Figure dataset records
+---+
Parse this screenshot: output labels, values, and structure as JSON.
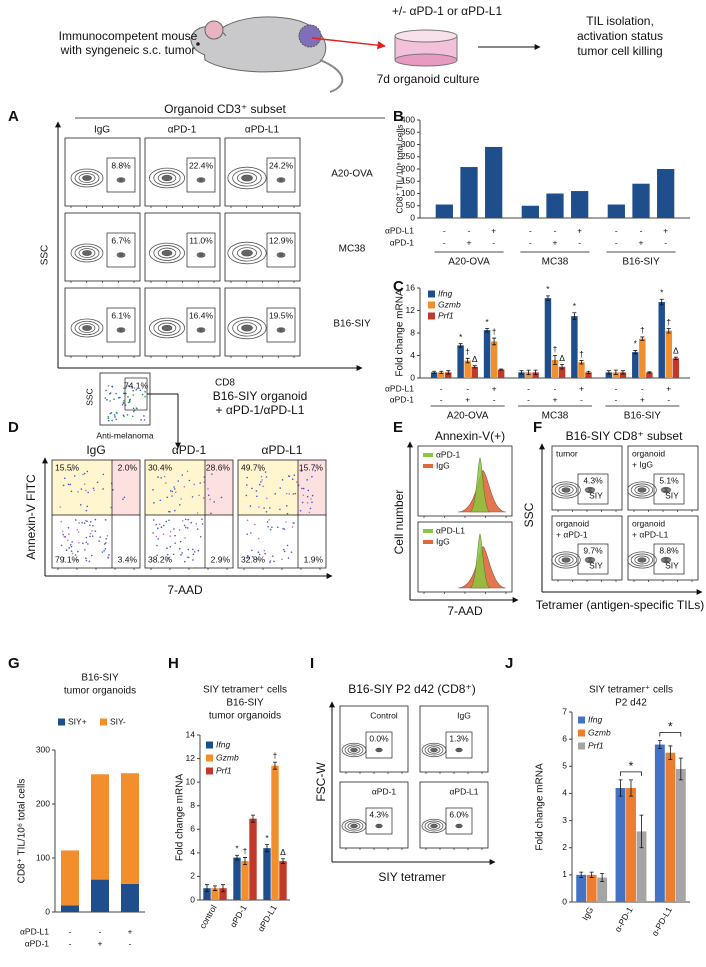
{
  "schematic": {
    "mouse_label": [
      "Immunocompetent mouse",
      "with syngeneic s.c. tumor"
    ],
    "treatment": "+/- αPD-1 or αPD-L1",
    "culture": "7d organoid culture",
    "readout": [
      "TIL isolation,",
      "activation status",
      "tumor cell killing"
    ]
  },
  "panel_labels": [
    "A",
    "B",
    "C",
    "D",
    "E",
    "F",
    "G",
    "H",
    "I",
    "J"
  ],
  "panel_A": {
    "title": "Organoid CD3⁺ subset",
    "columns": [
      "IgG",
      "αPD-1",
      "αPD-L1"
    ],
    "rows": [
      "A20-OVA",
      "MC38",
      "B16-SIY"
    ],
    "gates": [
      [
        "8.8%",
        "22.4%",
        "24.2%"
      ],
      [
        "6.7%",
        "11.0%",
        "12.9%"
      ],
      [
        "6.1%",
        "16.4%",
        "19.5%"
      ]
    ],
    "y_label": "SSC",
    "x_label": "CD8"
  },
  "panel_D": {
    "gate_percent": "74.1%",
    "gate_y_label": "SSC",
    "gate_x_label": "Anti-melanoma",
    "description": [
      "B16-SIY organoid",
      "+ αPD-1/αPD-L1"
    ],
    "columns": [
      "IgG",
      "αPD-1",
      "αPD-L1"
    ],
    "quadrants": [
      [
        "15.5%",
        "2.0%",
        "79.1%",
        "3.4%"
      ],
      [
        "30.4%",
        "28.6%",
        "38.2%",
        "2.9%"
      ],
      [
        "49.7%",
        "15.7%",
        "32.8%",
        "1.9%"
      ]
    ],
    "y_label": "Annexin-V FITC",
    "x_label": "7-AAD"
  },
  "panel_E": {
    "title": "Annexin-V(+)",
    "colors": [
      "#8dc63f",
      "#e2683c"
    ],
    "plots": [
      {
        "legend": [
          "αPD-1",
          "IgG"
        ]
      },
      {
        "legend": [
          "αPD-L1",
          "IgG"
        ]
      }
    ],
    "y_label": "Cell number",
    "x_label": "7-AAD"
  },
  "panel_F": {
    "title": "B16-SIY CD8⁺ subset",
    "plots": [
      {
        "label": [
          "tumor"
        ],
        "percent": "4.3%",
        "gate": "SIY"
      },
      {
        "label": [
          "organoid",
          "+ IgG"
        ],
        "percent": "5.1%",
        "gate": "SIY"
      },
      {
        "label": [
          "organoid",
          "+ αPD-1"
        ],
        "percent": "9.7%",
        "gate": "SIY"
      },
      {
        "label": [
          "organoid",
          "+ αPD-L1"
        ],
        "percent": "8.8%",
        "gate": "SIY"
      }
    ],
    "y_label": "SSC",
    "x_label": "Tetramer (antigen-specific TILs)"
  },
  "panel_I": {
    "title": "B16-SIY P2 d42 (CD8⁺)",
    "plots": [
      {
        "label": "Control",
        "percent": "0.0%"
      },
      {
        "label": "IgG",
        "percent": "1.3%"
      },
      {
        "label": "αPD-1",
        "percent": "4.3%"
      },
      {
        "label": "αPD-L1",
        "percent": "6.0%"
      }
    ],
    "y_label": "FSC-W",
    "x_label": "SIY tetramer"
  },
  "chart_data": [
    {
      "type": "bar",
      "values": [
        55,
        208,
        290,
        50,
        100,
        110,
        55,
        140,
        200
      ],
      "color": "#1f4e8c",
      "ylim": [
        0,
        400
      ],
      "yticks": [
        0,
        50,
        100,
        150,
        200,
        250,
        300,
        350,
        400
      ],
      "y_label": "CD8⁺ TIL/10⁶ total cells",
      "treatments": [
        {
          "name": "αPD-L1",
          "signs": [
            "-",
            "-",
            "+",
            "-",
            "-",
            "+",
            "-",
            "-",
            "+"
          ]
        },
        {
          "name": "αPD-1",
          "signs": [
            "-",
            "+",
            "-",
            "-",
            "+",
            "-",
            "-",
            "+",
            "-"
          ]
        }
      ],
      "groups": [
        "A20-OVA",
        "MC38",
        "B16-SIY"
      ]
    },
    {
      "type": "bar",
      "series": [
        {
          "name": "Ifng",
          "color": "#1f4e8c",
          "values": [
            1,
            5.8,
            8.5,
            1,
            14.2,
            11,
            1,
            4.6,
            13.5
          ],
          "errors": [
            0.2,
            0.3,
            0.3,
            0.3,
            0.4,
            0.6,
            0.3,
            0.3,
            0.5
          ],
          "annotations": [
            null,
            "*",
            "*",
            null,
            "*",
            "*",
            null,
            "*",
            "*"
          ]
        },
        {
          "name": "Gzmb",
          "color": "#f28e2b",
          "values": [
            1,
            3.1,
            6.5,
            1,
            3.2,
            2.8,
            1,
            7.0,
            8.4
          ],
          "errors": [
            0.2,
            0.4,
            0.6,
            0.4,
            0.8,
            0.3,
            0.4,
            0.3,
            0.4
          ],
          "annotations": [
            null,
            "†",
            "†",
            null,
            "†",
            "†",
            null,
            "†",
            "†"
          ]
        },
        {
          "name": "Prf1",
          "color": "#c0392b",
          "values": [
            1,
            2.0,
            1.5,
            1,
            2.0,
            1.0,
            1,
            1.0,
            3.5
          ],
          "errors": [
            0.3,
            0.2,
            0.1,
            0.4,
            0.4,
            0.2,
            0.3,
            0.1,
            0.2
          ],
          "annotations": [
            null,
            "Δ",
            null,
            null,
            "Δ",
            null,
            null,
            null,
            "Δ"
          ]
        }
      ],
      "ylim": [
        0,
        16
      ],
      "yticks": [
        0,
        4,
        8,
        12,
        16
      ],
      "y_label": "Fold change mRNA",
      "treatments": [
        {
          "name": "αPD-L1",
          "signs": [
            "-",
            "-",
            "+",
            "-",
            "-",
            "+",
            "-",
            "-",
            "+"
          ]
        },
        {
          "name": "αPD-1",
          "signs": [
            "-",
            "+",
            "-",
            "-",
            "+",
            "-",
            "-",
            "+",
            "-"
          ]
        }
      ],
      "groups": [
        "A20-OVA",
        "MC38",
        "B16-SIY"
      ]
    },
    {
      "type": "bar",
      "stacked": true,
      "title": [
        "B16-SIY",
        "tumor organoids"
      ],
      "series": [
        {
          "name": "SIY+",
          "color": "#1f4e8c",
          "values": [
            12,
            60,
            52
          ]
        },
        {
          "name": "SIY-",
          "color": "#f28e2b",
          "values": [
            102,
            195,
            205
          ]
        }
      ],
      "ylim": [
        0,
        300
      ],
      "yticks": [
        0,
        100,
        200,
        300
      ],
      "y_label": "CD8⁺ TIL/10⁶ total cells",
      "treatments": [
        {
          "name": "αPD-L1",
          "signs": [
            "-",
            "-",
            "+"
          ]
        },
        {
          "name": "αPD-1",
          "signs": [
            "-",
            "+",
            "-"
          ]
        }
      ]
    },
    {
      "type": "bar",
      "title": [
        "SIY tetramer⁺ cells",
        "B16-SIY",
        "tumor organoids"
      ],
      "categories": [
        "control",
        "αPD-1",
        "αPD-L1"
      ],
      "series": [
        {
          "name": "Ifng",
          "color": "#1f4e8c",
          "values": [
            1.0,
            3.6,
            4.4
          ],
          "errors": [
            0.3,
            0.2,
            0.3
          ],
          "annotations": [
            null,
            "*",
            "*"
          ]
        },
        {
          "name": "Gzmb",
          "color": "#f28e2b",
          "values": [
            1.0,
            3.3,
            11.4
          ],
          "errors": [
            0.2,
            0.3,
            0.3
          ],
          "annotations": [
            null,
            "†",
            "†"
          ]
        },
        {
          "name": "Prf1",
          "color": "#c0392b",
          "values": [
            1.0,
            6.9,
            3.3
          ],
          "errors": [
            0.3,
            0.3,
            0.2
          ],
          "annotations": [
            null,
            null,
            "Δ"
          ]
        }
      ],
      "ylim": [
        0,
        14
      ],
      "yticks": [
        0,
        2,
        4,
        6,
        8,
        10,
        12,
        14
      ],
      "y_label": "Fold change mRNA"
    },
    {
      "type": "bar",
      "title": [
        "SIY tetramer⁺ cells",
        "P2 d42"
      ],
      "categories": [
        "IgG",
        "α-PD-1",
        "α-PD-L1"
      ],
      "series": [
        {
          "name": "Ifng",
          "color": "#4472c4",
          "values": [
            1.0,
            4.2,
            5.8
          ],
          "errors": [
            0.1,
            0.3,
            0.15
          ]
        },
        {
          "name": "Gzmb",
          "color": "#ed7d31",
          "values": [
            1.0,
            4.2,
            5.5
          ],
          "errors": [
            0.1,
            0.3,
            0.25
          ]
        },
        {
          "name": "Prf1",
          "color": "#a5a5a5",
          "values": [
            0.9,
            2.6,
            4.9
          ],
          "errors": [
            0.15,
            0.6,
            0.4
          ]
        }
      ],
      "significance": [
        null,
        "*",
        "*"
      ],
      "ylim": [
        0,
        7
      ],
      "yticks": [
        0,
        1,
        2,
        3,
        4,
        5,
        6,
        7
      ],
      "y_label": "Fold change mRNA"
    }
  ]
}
+---+
What is needed: Go through the entries above and copy out every line that includes the word "Annexin".

Completed exercise:
    "y_label": "Annexin-V FITC",
    "title": "Annexin-V(+)",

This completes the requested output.